## [Request]
List each line of the data in which the string "name" appears.

(Records about charts and figures)
=-=-=-=-=

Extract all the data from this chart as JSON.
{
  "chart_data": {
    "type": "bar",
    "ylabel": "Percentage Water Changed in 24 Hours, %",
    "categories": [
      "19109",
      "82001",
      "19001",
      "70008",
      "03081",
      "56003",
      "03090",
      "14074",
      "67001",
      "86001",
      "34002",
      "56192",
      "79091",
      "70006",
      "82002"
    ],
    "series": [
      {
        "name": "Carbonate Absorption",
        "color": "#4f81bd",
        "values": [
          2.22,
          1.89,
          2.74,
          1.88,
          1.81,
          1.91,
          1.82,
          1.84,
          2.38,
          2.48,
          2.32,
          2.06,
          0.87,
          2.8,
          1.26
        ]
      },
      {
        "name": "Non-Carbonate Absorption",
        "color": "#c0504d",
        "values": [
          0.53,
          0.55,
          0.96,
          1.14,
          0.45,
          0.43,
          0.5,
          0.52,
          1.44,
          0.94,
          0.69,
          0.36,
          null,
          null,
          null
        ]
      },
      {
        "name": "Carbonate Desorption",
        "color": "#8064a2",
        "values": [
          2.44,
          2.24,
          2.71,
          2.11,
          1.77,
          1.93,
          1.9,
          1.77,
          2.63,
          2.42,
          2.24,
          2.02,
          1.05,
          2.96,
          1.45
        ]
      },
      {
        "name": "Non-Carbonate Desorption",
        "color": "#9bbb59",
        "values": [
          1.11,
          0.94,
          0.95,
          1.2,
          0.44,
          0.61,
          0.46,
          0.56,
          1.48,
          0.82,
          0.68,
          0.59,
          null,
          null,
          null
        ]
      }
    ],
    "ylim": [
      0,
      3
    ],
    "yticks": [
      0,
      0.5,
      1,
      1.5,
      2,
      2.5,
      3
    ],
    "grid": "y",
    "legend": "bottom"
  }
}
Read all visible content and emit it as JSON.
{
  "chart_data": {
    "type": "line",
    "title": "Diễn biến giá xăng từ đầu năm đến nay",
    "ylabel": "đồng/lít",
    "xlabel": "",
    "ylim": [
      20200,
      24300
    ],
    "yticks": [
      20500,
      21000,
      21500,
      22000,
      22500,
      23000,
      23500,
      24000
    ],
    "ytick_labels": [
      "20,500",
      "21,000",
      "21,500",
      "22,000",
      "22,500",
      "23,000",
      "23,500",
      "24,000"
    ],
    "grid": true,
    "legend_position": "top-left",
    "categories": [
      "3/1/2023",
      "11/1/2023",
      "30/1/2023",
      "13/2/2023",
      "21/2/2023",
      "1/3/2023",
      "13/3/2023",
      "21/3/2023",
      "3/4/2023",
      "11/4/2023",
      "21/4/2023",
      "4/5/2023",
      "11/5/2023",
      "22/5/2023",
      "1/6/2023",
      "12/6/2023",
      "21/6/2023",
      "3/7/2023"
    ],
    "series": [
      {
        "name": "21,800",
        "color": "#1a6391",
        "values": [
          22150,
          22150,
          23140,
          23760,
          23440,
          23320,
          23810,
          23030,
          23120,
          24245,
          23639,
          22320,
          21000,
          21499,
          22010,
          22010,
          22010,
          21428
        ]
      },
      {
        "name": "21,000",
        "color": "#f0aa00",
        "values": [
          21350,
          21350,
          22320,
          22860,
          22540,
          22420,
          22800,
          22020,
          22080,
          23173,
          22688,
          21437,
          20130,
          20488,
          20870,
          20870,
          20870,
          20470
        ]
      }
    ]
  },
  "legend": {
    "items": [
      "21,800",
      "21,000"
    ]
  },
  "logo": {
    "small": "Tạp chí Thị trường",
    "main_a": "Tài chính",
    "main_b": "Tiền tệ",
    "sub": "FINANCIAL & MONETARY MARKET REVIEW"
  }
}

=-=-=-=-=

## [Exercise result]
        "name": "Carbonate Absorption",
        "name": "Non-Carbonate Absorption",
        "name": "Carbonate Desorption",
        "name": "Non-Carbonate Desorption",
        "name": "21,800",
        "name": "21,000",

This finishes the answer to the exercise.